--- Start of Provided data ---

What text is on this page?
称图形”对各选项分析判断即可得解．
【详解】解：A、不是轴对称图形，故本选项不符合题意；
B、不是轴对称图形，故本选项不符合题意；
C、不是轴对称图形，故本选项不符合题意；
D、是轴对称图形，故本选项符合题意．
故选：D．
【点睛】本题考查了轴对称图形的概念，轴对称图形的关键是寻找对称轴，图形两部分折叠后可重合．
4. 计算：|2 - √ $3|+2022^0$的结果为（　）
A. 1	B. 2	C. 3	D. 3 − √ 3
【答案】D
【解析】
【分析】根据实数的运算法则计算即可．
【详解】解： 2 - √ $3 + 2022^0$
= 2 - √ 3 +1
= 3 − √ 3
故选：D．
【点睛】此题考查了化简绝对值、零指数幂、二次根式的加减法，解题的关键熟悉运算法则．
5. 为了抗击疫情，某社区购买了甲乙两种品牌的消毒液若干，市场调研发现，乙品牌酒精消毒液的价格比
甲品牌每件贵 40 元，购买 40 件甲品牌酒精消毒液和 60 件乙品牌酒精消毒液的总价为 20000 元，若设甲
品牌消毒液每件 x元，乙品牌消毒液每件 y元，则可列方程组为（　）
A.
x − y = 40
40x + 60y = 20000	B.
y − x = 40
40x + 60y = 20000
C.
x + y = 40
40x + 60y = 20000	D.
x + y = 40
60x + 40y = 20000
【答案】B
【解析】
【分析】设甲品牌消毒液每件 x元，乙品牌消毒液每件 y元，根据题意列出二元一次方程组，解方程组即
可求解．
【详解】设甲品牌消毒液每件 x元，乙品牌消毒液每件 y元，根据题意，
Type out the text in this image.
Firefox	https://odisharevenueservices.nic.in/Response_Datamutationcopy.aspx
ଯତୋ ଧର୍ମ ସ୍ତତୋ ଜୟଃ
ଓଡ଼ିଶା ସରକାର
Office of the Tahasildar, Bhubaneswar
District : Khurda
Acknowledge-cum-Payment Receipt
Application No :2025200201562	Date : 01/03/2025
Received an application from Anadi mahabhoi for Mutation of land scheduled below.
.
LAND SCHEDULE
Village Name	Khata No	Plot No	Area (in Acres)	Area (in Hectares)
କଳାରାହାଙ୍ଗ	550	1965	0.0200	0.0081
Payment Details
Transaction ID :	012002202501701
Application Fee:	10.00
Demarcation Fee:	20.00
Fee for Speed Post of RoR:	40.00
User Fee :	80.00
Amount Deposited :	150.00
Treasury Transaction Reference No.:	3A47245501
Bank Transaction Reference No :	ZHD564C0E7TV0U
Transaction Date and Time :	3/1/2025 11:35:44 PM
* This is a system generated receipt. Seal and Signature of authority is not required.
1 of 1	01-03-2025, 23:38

--- End of Provided data ---

Given exercise: Copy out the whole listing exactly as written.

Response to this exercise:
What text is on this page?
称图形”对各选项分析判断即可得解．
【详解】解：A、不是轴对称图形，故本选项不符合题意；
B、不是轴对称图形，故本选项不符合题意；
C、不是轴对称图形，故本选项不符合题意；
D、是轴对称图形，故本选项符合题意．
故选：D．
【点睛】本题考查了轴对称图形的概念，轴对称图形的关键是寻找对称轴，图形两部分折叠后可重合．
4. 计算：|2 - √ $3|+2022^0$的结果为（　）
A. 1	B. 2	C. 3	D. 3 − √ 3
【答案】D
【解析】
【分析】根据实数的运算法则计算即可．
【详解】解： 2 - √ $3 + 2022^0$
= 2 - √ 3 +1
= 3 − √ 3
故选：D．
【点睛】此题考查了化简绝对值、零指数幂、二次根式的加减法，解题的关键熟悉运算法则．
5. 为了抗击疫情，某社区购买了甲乙两种品牌的消毒液若干，市场调研发现，乙品牌酒精消毒液的价格比
甲品牌每件贵 40 元，购买 40 件甲品牌酒精消毒液和 60 件乙品牌酒精消毒液的总价为 20000 元，若设甲
品牌消毒液每件 x元，乙品牌消毒液每件 y元，则可列方程组为（　）
A.
x − y = 40
40x + 60y = 20000	B.
y − x = 40
40x + 60y = 20000
C.
x + y = 40
40x + 60y = 20000	D.
x + y = 40
60x + 40y = 20000
【答案】B
【解析】
【分析】设甲品牌消毒液每件 x元，乙品牌消毒液每件 y元，根据题意列出二元一次方程组，解方程组即
可求解．
【详解】设甲品牌消毒液每件 x元，乙品牌消毒液每件 y元，根据题意，
Type out the text in this image.
Firefox	https://odisharevenueservices.nic.in/Response_Datamutationcopy.aspx
ଯତୋ ଧର୍ମ ସ୍ତତୋ ଜୟଃ
ଓଡ଼ିଶା ସରକାର
Office of the Tahasildar, Bhubaneswar
District : Khurda
Acknowledge-cum-Payment Receipt
Application No :2025200201562	Date : 01/03/2025
Received an application from Anadi mahabhoi for Mutation of land scheduled below.
.
LAND SCHEDULE
Village Name	Khata No	Plot No	Area (in Acres)	Area (in Hectares)
କଳାରାହାଙ୍ଗ	550	1965	0.0200	0.0081
Payment Details
Transaction ID :	012002202501701
Application Fee:	10.00
Demarcation Fee:	20.00
Fee for Speed Post of RoR:	40.00
User Fee :	80.00
Amount Deposited :	150.00
Treasury Transaction Reference No.:	3A47245501
Bank Transaction Reference No :	ZHD564C0E7TV0U
Transaction Date and Time :	3/1/2025 11:35:44 PM
* This is a system generated receipt. Seal and Signature of authority is not required.
1 of 1	01-03-2025, 23:38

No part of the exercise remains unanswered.